* **Written request**: Reproduce the rows below word for word, starting with the first row and ending with the row that contains "issue-band: JUNE 2023", inclusive.

* **Data to process**:
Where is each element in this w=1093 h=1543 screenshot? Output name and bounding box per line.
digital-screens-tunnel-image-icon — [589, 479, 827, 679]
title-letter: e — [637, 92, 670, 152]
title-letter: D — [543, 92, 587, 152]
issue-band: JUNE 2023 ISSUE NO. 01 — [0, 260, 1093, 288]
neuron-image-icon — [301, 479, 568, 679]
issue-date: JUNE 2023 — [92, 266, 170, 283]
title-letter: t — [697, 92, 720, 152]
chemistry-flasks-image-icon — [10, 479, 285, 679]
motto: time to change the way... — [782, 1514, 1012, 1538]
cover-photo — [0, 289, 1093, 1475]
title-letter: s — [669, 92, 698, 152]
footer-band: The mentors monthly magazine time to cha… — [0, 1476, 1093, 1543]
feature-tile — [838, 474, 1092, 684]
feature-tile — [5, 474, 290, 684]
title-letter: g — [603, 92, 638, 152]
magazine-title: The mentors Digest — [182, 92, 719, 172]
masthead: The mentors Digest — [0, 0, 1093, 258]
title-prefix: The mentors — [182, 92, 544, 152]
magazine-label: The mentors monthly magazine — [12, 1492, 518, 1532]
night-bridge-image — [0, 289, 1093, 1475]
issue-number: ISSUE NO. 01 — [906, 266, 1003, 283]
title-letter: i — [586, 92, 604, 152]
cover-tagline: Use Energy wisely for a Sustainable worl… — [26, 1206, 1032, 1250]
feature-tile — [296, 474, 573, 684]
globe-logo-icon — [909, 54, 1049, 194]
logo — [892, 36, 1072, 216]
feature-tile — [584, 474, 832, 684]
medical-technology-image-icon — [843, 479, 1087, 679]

* **Solution to the exercise**:
Where is each element in this w=1093 h=1543 screenshot? Output name and bounding box per line.
digital-screens-tunnel-image-icon — [589, 479, 827, 679]
title-letter: e — [637, 92, 670, 152]
title-letter: D — [543, 92, 587, 152]
issue-band: JUNE 2023 ISSUE NO. 01 — [0, 260, 1093, 288]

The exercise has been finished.